(Provided data):
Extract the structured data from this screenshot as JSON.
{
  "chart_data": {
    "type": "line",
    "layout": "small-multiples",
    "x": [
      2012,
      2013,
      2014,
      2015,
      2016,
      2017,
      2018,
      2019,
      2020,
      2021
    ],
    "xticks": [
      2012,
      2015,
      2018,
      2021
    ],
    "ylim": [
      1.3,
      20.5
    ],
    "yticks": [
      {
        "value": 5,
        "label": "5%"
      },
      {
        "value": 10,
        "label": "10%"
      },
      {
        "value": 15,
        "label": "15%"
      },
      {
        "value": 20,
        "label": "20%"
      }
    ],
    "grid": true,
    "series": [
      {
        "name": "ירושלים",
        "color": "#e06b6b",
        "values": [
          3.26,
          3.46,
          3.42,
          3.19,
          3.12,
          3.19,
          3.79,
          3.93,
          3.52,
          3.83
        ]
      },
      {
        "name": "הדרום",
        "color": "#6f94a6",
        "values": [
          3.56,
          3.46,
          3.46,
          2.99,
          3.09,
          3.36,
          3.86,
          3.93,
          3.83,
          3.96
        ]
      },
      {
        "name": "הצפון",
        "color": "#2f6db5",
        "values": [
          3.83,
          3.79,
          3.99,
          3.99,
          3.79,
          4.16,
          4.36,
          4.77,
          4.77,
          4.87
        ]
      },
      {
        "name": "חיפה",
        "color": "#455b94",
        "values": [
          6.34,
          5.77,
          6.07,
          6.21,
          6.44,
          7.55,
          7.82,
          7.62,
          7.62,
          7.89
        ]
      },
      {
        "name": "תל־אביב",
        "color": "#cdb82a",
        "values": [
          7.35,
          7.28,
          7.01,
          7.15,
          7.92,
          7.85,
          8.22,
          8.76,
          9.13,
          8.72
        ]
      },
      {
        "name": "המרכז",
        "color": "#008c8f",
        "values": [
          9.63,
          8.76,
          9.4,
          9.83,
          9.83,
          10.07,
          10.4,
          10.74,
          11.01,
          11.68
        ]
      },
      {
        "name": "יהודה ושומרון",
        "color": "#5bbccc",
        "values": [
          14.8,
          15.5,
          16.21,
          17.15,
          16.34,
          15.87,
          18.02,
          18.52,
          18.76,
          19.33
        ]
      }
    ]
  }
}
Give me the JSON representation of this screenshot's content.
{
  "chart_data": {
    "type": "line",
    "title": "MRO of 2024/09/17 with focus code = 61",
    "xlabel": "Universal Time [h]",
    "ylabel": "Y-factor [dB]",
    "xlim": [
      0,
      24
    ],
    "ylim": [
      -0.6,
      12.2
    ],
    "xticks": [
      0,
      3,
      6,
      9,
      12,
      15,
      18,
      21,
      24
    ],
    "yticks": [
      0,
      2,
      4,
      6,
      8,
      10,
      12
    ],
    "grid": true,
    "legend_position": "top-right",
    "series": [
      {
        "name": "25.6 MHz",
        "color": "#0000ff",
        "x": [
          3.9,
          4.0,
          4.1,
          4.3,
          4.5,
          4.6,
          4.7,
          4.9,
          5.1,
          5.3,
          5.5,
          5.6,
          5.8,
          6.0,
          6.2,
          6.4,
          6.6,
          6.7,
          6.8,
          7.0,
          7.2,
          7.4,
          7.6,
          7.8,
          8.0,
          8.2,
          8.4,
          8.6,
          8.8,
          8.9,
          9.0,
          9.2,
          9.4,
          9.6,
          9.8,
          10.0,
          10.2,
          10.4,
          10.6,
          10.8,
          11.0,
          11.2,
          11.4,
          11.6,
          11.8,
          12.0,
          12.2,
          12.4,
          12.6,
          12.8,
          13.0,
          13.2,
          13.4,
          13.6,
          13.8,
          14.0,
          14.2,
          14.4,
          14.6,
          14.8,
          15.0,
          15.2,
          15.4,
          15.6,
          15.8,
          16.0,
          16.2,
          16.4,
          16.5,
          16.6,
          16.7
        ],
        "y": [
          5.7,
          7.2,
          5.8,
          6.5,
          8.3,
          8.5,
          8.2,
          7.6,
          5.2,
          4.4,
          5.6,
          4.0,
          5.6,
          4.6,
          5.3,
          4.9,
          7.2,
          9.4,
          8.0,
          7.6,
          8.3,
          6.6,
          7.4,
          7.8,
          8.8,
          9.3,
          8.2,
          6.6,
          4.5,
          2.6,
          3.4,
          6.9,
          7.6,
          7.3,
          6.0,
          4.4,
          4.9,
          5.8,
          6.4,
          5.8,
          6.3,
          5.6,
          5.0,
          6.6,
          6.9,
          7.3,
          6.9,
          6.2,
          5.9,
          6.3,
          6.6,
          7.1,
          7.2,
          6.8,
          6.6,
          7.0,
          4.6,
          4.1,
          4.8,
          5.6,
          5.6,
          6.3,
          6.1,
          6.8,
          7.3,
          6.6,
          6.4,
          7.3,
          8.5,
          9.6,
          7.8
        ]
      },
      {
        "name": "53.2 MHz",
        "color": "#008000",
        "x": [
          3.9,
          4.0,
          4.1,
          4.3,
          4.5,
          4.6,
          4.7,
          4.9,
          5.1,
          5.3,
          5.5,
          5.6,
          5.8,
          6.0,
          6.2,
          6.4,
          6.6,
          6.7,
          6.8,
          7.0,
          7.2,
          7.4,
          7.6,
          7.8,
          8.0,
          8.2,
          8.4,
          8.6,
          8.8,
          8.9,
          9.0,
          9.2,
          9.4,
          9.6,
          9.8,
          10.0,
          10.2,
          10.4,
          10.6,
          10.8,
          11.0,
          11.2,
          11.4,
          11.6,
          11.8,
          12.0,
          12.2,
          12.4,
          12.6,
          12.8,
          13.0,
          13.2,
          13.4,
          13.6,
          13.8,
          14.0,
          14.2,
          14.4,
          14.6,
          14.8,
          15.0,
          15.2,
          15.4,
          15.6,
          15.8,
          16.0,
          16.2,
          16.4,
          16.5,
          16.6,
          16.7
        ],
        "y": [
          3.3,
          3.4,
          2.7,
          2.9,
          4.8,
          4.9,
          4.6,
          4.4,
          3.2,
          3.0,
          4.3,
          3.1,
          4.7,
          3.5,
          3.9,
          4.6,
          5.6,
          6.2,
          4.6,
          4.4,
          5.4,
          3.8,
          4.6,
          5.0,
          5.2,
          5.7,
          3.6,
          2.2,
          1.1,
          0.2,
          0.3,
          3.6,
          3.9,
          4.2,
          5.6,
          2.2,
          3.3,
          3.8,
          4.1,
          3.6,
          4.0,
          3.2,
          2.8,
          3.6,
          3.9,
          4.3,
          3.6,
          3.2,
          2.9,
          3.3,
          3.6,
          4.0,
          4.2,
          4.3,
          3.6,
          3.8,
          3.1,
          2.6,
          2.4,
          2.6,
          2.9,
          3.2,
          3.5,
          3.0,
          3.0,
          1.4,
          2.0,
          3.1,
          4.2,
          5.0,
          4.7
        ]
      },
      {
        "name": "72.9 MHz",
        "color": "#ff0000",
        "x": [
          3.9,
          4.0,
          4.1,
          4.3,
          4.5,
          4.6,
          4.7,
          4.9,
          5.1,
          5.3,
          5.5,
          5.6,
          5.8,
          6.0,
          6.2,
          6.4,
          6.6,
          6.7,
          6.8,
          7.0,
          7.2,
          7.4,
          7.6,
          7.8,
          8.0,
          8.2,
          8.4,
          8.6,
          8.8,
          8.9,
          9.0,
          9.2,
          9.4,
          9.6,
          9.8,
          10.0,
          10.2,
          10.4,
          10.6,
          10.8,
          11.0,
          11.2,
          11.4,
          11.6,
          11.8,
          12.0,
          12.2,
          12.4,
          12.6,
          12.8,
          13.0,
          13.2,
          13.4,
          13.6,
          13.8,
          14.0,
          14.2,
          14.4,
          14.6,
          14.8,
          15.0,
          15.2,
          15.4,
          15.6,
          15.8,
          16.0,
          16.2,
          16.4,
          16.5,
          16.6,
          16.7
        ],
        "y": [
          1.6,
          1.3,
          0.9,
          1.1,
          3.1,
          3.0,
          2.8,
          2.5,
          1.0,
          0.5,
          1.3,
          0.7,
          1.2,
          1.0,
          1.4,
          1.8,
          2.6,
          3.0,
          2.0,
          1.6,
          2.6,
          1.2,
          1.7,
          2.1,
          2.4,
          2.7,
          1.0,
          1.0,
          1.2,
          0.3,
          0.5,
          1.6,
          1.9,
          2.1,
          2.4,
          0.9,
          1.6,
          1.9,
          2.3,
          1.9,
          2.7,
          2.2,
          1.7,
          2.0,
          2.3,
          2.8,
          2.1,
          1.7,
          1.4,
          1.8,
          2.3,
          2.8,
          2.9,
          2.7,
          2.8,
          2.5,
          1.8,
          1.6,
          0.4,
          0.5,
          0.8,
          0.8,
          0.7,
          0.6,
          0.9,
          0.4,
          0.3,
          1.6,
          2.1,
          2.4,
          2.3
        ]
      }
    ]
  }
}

(Goal of the exercise): State how many lines in the entries above include the word "this"; reply with the number alone.

(Answer below): 2